## TO BE DONE
Output only the count of lines that contain "disabled".

Extracted data entries:
================

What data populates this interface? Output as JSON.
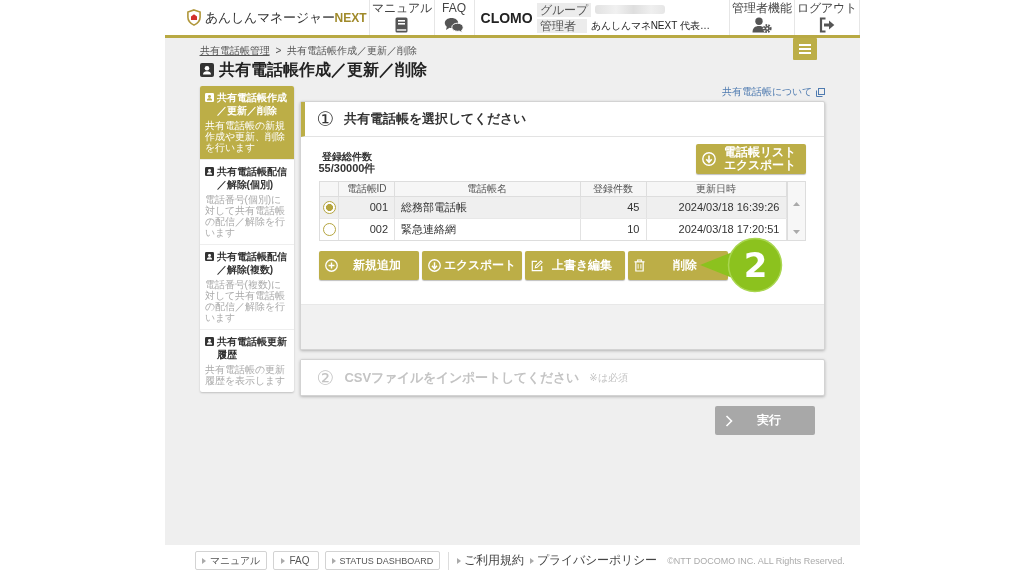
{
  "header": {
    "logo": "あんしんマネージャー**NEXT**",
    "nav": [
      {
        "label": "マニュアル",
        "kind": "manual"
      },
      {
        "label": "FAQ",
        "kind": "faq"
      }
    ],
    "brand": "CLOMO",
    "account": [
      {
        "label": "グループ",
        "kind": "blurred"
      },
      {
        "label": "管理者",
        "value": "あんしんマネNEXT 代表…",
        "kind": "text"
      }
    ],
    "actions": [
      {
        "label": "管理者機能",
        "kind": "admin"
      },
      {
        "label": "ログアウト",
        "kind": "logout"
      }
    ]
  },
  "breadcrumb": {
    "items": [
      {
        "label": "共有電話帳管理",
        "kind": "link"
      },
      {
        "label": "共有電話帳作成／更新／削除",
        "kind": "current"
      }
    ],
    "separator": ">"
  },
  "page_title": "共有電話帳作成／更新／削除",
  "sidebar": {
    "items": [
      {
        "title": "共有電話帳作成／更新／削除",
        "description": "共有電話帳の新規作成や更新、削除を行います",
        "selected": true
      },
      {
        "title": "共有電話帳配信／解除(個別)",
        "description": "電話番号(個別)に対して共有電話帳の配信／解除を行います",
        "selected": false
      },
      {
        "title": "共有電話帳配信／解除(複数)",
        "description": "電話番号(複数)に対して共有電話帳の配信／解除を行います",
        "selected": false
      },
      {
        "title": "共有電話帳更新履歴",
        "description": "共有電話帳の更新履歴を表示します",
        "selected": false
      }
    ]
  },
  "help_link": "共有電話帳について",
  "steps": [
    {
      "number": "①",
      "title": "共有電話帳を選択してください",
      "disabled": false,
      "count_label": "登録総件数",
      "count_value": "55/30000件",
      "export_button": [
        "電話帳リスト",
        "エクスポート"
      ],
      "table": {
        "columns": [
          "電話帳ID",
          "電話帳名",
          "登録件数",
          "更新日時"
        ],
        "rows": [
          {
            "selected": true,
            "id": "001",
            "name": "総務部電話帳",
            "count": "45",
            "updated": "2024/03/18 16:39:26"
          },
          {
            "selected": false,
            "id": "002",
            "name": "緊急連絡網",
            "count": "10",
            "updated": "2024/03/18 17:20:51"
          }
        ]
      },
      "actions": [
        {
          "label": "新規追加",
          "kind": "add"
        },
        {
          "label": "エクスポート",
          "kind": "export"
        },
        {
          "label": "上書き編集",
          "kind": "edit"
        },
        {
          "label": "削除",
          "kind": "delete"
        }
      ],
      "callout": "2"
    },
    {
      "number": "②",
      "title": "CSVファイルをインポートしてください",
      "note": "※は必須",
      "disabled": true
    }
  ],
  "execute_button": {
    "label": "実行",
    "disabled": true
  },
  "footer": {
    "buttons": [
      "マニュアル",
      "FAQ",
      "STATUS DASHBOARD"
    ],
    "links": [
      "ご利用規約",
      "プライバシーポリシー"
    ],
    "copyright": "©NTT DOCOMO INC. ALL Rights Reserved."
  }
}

================

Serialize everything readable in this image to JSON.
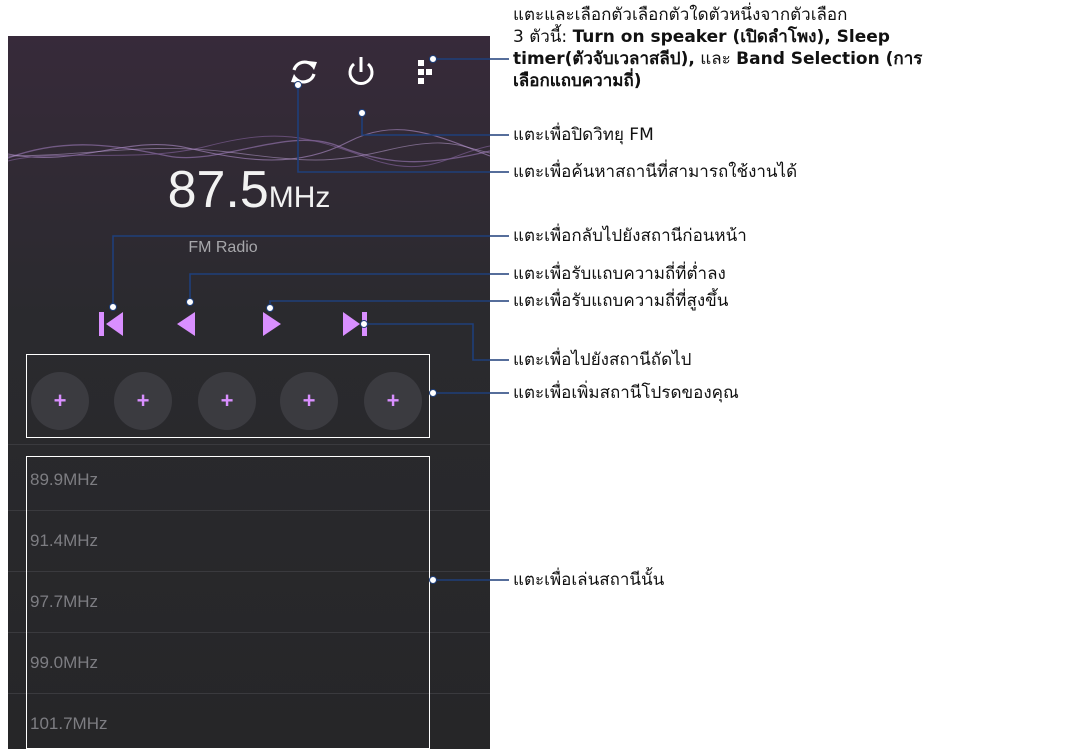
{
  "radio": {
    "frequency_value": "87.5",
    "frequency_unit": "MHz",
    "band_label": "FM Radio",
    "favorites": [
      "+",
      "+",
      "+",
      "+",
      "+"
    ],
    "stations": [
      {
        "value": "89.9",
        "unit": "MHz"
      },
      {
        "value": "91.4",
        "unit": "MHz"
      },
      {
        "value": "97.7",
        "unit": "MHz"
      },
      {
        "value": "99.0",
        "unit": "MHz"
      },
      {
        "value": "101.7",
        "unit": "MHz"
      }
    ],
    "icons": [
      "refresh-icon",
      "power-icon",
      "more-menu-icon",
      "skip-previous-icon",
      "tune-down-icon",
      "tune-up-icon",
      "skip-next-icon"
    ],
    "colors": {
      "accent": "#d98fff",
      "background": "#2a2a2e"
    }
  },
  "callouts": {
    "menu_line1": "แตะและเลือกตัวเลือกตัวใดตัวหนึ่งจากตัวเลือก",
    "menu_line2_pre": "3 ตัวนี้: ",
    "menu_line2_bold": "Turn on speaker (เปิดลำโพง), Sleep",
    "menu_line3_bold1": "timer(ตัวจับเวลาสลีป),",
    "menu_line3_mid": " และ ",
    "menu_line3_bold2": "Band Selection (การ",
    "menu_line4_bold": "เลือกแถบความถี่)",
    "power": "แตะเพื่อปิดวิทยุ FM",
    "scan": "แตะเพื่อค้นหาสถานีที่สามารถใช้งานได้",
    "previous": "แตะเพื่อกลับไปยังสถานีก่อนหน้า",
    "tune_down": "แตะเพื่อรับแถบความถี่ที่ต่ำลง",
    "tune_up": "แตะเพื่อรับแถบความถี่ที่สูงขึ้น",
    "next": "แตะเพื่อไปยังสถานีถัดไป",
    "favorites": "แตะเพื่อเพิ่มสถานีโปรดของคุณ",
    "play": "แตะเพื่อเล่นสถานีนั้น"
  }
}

================

## EXPECTED ANSWER
3